Track down each line that has the word "October" and copy it.
>> BEGIN Extracted material
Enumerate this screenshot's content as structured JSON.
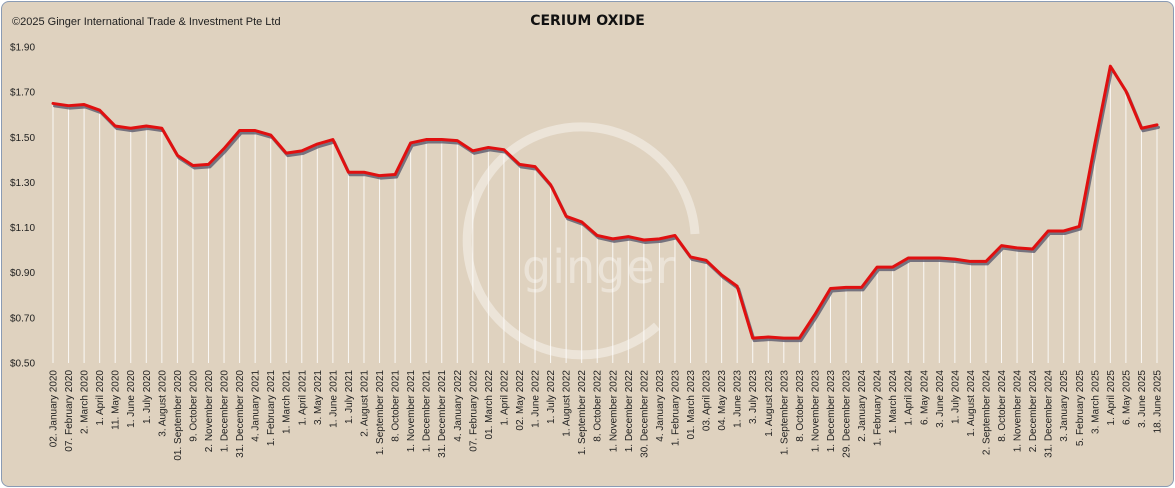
{
  "header": {
    "copyright": "©2025 Ginger International Trade & Investment Pte Ltd",
    "watermark": "ginger"
  },
  "colors": {
    "background": "#dfd2bf",
    "line": "#e01010",
    "shadow": "#5a5a6e",
    "drop": "#ffffff"
  },
  "chart_data": {
    "type": "line",
    "title": "CERIUM OXIDE",
    "xlabel": "",
    "ylabel": "",
    "ylim": [
      0.5,
      1.9
    ],
    "yticks": [
      "$0.50",
      "$0.70",
      "$0.90",
      "$1.10",
      "$1.30",
      "$1.50",
      "$1.70",
      "$1.90"
    ],
    "legend": "none",
    "grid": false,
    "x": [
      "02. January 2020",
      "07. February 2020",
      "2. March 2020",
      "1. April 2020",
      "11. May 2020",
      "1. June 2020",
      "1. July 2020",
      "3. August 2020",
      "01. September 2020",
      "9. October 2020",
      "2. November 2020",
      "1. December 2020",
      "31. December 2020",
      "4. January 2021",
      "1. February 2021",
      "1. March 2021",
      "1. April 2021",
      "3. May 2021",
      "1. June 2021",
      "1. July 2021",
      "2. August 2021",
      "1. September 2021",
      "8. October 2021",
      "1. November 2021",
      "1. December 2021",
      "31. December 2021",
      "4. January 2022",
      "07. February 2022",
      "01. March 2022",
      "1. April 2022",
      "02. May 2022",
      "1. June 2022",
      "1. July 2022",
      "1. August 2022",
      "1. September 2022",
      "8. October 2022",
      "1. November 2022",
      "1. December 2022",
      "30. December 2022",
      "4. January 2023",
      "1. February 2023",
      "01. March 2023",
      "03. April 2023",
      "04. May 2023",
      "1. June 2023",
      "3. July 2023",
      "1. August 2023",
      "1. September 2023",
      "8. October 2023",
      "1. November 2023",
      "1. December 2023",
      "29. December 2023",
      "2. January 2024",
      "1. February 2024",
      "1. March 2024",
      "1. April 2024",
      "6. May 2024",
      "3. June 2024",
      "1. July 2024",
      "1. August 2024",
      "2. September 2024",
      "8. October 2024",
      "1. November 2024",
      "2. December 2024",
      "31. December 2024",
      "3. January 2025",
      "5. February 2025",
      "3. March 2025",
      "1. April 2025",
      "6. May 2025",
      "3. June 2025",
      "18. June 2025"
    ],
    "series": [
      {
        "values": [
          1.65,
          1.64,
          1.645,
          1.62,
          1.55,
          1.54,
          1.55,
          1.54,
          1.42,
          1.375,
          1.38,
          1.45,
          1.53,
          1.53,
          1.51,
          1.43,
          1.44,
          1.47,
          1.49,
          1.345,
          1.345,
          1.33,
          1.335,
          1.475,
          1.49,
          1.49,
          1.485,
          1.44,
          1.455,
          1.445,
          1.38,
          1.37,
          1.29,
          1.15,
          1.125,
          1.065,
          1.05,
          1.06,
          1.045,
          1.05,
          1.065,
          0.97,
          0.955,
          0.89,
          0.84,
          0.61,
          0.615,
          0.61,
          0.61,
          0.715,
          0.83,
          0.835,
          0.835,
          0.925,
          0.925,
          0.965,
          0.965,
          0.965,
          0.96,
          0.95,
          0.95,
          1.02,
          1.01,
          1.005,
          1.085,
          1.085,
          1.105,
          1.47,
          1.815,
          1.705,
          1.54,
          1.555
        ]
      }
    ]
  }
}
>> END Extracted material
Final answer:
      "9. October 2020",
      "8. October 2021",
      "8. October 2022",
      "8. October 2023",
      "8. October 2024",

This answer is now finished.